▶ _Short exercise_
Reproduce each record below exactly as written.

▶ _The input_
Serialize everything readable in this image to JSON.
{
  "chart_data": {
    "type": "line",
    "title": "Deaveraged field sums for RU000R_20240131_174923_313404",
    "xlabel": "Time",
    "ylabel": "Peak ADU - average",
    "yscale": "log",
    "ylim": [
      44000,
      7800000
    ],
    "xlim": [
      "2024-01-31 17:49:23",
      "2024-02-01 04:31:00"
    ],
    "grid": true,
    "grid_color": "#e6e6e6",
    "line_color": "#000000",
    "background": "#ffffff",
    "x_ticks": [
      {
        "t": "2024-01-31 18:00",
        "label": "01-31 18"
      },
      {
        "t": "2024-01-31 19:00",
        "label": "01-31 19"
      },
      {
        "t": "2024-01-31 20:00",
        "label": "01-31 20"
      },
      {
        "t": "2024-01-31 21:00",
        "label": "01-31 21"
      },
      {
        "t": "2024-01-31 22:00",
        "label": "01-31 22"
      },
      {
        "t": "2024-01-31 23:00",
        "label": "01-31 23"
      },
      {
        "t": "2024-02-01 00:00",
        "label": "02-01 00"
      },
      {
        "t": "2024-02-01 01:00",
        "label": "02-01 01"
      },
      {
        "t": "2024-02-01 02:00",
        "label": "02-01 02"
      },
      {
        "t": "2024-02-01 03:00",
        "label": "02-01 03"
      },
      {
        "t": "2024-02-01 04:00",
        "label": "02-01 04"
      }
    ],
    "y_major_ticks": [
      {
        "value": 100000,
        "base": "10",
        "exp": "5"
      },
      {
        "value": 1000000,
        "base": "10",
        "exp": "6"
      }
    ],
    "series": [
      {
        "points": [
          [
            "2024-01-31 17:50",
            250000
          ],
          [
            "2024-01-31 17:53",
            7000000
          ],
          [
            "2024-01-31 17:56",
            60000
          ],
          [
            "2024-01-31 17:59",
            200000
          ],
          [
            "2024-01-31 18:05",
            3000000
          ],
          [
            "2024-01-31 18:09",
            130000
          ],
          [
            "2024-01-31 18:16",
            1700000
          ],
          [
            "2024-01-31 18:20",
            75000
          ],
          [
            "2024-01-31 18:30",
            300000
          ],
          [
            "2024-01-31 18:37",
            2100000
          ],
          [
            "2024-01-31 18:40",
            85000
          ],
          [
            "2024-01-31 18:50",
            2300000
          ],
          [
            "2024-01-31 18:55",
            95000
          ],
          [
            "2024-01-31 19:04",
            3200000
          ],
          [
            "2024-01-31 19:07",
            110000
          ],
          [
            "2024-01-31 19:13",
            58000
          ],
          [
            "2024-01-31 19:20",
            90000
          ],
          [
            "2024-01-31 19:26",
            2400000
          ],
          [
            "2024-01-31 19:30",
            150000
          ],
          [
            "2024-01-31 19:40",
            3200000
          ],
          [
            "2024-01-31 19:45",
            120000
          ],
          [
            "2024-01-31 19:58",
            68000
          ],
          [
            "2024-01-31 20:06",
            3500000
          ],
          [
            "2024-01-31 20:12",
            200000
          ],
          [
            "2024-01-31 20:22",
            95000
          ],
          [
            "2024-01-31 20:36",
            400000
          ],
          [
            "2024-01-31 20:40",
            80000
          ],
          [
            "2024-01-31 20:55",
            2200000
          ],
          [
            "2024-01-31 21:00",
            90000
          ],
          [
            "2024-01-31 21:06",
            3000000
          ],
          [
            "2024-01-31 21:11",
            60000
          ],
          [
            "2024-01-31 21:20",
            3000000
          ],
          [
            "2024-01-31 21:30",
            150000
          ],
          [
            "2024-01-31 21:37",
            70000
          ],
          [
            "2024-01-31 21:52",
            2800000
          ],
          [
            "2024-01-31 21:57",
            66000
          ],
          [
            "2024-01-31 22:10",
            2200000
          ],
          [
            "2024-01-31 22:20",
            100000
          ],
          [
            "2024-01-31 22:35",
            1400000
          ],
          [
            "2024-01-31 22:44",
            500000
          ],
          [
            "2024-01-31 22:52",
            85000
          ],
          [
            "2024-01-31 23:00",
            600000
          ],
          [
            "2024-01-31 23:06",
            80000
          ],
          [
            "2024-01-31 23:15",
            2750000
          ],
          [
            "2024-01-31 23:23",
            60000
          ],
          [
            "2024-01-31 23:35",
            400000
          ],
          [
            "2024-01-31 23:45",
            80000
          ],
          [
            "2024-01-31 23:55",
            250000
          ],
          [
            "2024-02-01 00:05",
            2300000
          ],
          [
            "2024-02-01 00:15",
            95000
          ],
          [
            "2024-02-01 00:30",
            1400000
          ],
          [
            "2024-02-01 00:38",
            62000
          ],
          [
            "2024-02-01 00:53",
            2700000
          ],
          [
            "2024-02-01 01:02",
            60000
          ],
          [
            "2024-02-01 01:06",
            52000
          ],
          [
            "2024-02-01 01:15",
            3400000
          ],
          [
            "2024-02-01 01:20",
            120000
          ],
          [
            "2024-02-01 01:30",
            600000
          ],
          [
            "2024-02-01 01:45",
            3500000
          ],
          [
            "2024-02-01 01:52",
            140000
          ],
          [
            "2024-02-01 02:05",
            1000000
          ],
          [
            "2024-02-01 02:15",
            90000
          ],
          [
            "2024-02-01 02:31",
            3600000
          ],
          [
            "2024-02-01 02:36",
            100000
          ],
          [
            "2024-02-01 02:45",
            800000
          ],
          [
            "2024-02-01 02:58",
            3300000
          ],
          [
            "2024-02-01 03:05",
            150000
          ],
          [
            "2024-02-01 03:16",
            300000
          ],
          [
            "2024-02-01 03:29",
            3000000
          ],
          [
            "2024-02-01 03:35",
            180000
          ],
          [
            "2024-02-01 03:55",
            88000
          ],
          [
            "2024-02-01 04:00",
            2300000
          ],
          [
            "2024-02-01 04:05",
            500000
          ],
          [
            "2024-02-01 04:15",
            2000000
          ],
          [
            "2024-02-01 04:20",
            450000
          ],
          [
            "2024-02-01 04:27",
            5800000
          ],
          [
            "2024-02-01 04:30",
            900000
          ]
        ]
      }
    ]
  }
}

▶ _Solution_
Serialize everything readable in this image to JSON.
{
  "chart_data": {
    "type": "line",
    "title": "Deaveraged field sums for RU000R_20240131_174923_313404",
    "xlabel": "Time",
    "ylabel": "Peak ADU - average",
    "yscale": "log",
    "ylim": [
      44000,
      7800000
    ],
    "xlim": [
      "2024-01-31 17:49:23",
      "2024-02-01 04:31:00"
    ],
    "grid": true,
    "grid_color": "#e6e6e6",
    "line_color": "#000000",
    "background": "#ffffff",
    "x_ticks": [
      {
        "t": "2024-01-31 18:00",
        "label": "01-31 18"
      },
      {
        "t": "2024-01-31 19:00",
        "label": "01-31 19"
      },
      {
        "t": "2024-01-31 20:00",
        "label": "01-31 20"
      },
      {
        "t": "2024-01-31 21:00",
        "label": "01-31 21"
      },
      {
        "t": "2024-01-31 22:00",
        "label": "01-31 22"
      },
      {
        "t": "2024-01-31 23:00",
        "label": "01-31 23"
      },
      {
        "t": "2024-02-01 00:00",
        "label": "02-01 00"
      },
      {
        "t": "2024-02-01 01:00",
        "label": "02-01 01"
      },
      {
        "t": "2024-02-01 02:00",
        "label": "02-01 02"
      },
      {
        "t": "2024-02-01 03:00",
        "label": "02-01 03"
      },
      {
        "t": "2024-02-01 04:00",
        "label": "02-01 04"
      }
    ],
    "y_major_ticks": [
      {
        "value": 100000,
        "base": "10",
        "exp": "5"
      },
      {
        "value": 1000000,
        "base": "10",
        "exp": "6"
      }
    ],
    "series": [
      {
        "points": [
          [
            "2024-01-31 17:50",
            250000
          ],
          [
            "2024-01-31 17:53",
            7000000
          ],
          [
            "2024-01-31 17:56",
            60000
          ],
          [
            "2024-01-31 17:59",
            200000
          ],
          [
            "2024-01-31 18:05",
            3000000
          ],
          [
            "2024-01-31 18:09",
            130000
          ],
          [
            "2024-01-31 18:16",
            1700000
          ],
          [
            "2024-01-31 18:20",
            75000
          ],
          [
            "2024-01-31 18:30",
            300000
          ],
          [
            "2024-01-31 18:37",
            2100000
          ],
          [
            "2024-01-31 18:40",
            85000
          ],
          [
            "2024-01-31 18:50",
            2300000
          ],
          [
            "2024-01-31 18:55",
            95000
          ],
          [
            "2024-01-31 19:04",
            3200000
          ],
          [
            "2024-01-31 19:07",
            110000
          ],
          [
            "2024-01-31 19:13",
            58000
          ],
          [
            "2024-01-31 19:20",
            90000
          ],
          [
            "2024-01-31 19:26",
            2400000
          ],
          [
            "2024-01-31 19:30",
            150000
          ],
          [
            "2024-01-31 19:40",
            3200000
          ],
          [
            "2024-01-31 19:45",
            120000
          ],
          [
            "2024-01-31 19:58",
            68000
          ],
          [
            "2024-01-31 20:06",
            3500000
          ],
          [
            "2024-01-31 20:12",
            200000
          ],
          [
            "2024-01-31 20:22",
            95000
          ],
          [
            "2024-01-31 20:36",
            400000
          ],
          [
            "2024-01-31 20:40",
            80000
          ],
          [
            "2024-01-31 20:55",
            2200000
          ],
          [
            "2024-01-31 21:00",
            90000
          ],
          [
            "2024-01-31 21:06",
            3000000
          ],
          [
            "2024-01-31 21:11",
            60000
          ],
          [
            "2024-01-31 21:20",
            3000000
          ],
          [
            "2024-01-31 21:30",
            150000
          ],
          [
            "2024-01-31 21:37",
            70000
          ],
          [
            "2024-01-31 21:52",
            2800000
          ],
          [
            "2024-01-31 21:57",
            66000
          ],
          [
            "2024-01-31 22:10",
            2200000
          ],
          [
            "2024-01-31 22:20",
            100000
          ],
          [
            "2024-01-31 22:35",
            1400000
          ],
          [
            "2024-01-31 22:44",
            500000
          ],
          [
            "2024-01-31 22:52",
            85000
          ],
          [
            "2024-01-31 23:00",
            600000
          ],
          [
            "2024-01-31 23:06",
            80000
          ],
          [
            "2024-01-31 23:15",
            2750000
          ],
          [
            "2024-01-31 23:23",
            60000
          ],
          [
            "2024-01-31 23:35",
            400000
          ],
          [
            "2024-01-31 23:45",
            80000
          ],
          [
            "2024-01-31 23:55",
            250000
          ],
          [
            "2024-02-01 00:05",
            2300000
          ],
          [
            "2024-02-01 00:15",
            95000
          ],
          [
            "2024-02-01 00:30",
            1400000
          ],
          [
            "2024-02-01 00:38",
            62000
          ],
          [
            "2024-02-01 00:53",
            2700000
          ],
          [
            "2024-02-01 01:02",
            60000
          ],
          [
            "2024-02-01 01:06",
            52000
          ],
          [
            "2024-02-01 01:15",
            3400000
          ],
          [
            "2024-02-01 01:20",
            120000
          ],
          [
            "2024-02-01 01:30",
            600000
          ],
          [
            "2024-02-01 01:45",
            3500000
          ],
          [
            "2024-02-01 01:52",
            140000
          ],
          [
            "2024-02-01 02:05",
            1000000
          ],
          [
            "2024-02-01 02:15",
            90000
          ],
          [
            "2024-02-01 02:31",
            3600000
          ],
          [
            "2024-02-01 02:36",
            100000
          ],
          [
            "2024-02-01 02:45",
            800000
          ],
          [
            "2024-02-01 02:58",
            3300000
          ],
          [
            "2024-02-01 03:05",
            150000
          ],
          [
            "2024-02-01 03:16",
            300000
          ],
          [
            "2024-02-01 03:29",
            3000000
          ],
          [
            "2024-02-01 03:35",
            180000
          ],
          [
            "2024-02-01 03:55",
            88000
          ],
          [
            "2024-02-01 04:00",
            2300000
          ],
          [
            "2024-02-01 04:05",
            500000
          ],
          [
            "2024-02-01 04:15",
            2000000
          ],
          [
            "2024-02-01 04:20",
            450000
          ],
          [
            "2024-02-01 04:27",
            5800000
          ],
          [
            "2024-02-01 04:30",
            900000
          ]
        ]
      }
    ]
  }
}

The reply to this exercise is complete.